===== Records provided =====

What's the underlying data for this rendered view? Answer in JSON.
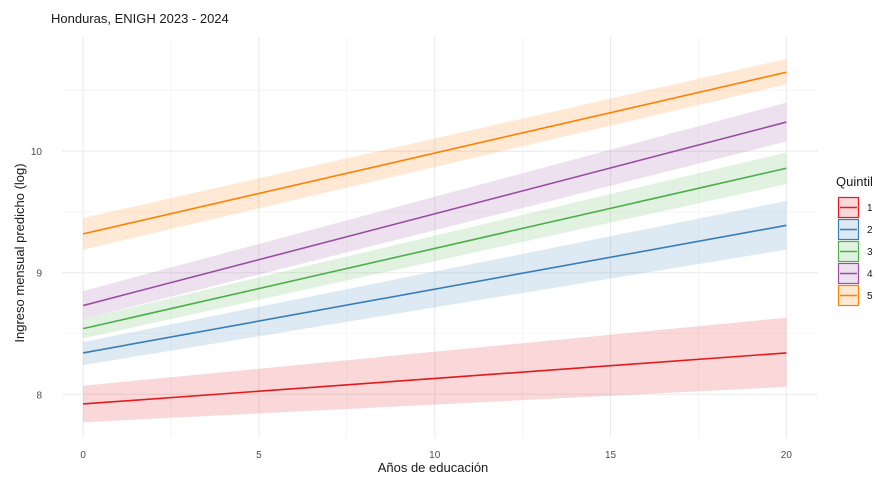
{
  "chart_data": {
    "type": "line",
    "title": "Honduras, ENIGH 2023 - 2024",
    "xlabel": "Años de educación",
    "ylabel": "Ingreso mensual predicho (log)",
    "xlim": [
      -0.6,
      20.9
    ],
    "ylim": [
      7.64,
      10.94
    ],
    "xticks": [
      0,
      5,
      10,
      15,
      20
    ],
    "yticks": [
      8,
      9,
      10
    ],
    "grid": true,
    "legend": {
      "title": "Quintil",
      "position": "right"
    },
    "series": [
      {
        "name": "1",
        "color": "#e41a1c",
        "x": [
          0,
          20
        ],
        "y": [
          7.92,
          8.34
        ],
        "lower": [
          7.77,
          8.06
        ],
        "upper": [
          8.07,
          8.63
        ]
      },
      {
        "name": "2",
        "color": "#377eb8",
        "x": [
          0,
          20
        ],
        "y": [
          8.34,
          9.39
        ],
        "lower": [
          8.24,
          9.19
        ],
        "upper": [
          8.43,
          9.59
        ]
      },
      {
        "name": "3",
        "color": "#4daf4a",
        "x": [
          0,
          20
        ],
        "y": [
          8.54,
          9.86
        ],
        "lower": [
          8.46,
          9.73
        ],
        "upper": [
          8.62,
          9.99
        ]
      },
      {
        "name": "4",
        "color": "#984ea3",
        "x": [
          0,
          20
        ],
        "y": [
          8.73,
          10.24
        ],
        "lower": [
          8.62,
          10.08
        ],
        "upper": [
          8.85,
          10.4
        ]
      },
      {
        "name": "5",
        "color": "#ff7f00",
        "x": [
          0,
          20
        ],
        "y": [
          9.32,
          10.65
        ],
        "lower": [
          9.19,
          10.55
        ],
        "upper": [
          9.45,
          10.76
        ]
      }
    ]
  }
}
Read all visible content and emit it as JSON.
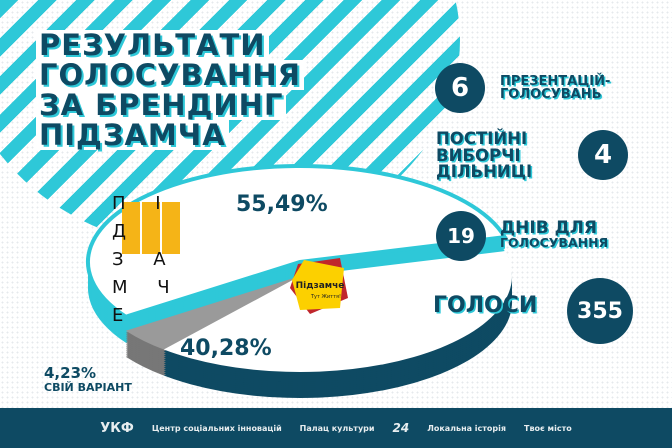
{
  "title_lines": [
    "РЕЗУЛЬТАТИ",
    "ГОЛОСУВАННЯ",
    "ЗА БРЕНДИНГ",
    "ПІДЗАМЧА"
  ],
  "stats": [
    {
      "number": "6",
      "text_lines": [
        "ПРЕЗЕНТАЦІЙ-",
        "ГОЛОСУВАНЬ"
      ]
    },
    {
      "number": "4",
      "text_lines": [
        "ПОСТІЙНІ",
        "ВИБОРЧІ",
        "ДІЛЬНИЦІ"
      ]
    },
    {
      "number": "19",
      "text_lines": [
        "ДНІВ ДЛЯ",
        "ГОЛОСУВАННЯ"
      ]
    },
    {
      "number": "355",
      "text_lines": [
        "ГОЛОСИ"
      ]
    }
  ],
  "logos": {
    "logo_a": "ПІД ЗА МЧЕ",
    "logo_b": "Підзамче",
    "logo_b_sub": "Тут Життя!"
  },
  "footer_partners": [
    "УКФ",
    "Центр соціальних інновацій",
    "Палац культури",
    "24",
    "Локальна історія",
    "Твоє місто"
  ],
  "colors": {
    "navy": "#0e4a63",
    "cyan": "#2ec8d8",
    "gray": "#8a8a8a"
  },
  "chart_data": {
    "type": "pie",
    "title": "РЕЗУЛЬТАТИ ГОЛОСУВАННЯ ЗА БРЕНДИНГ ПІДЗАМЧА",
    "slices": [
      {
        "value": 55.49,
        "label": "55,49%",
        "name": ""
      },
      {
        "value": 4.23,
        "label": "4,23%",
        "name": "СВІЙ ВАРІАНТ"
      },
      {
        "value": 40.28,
        "label": "40,28%",
        "name": ""
      }
    ]
  }
}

=====

**Set exercise:**
Go over the entries above and say how many lines hold the string "ПІДЗАМЧА", with no other text.

**Response to the exercise:**
2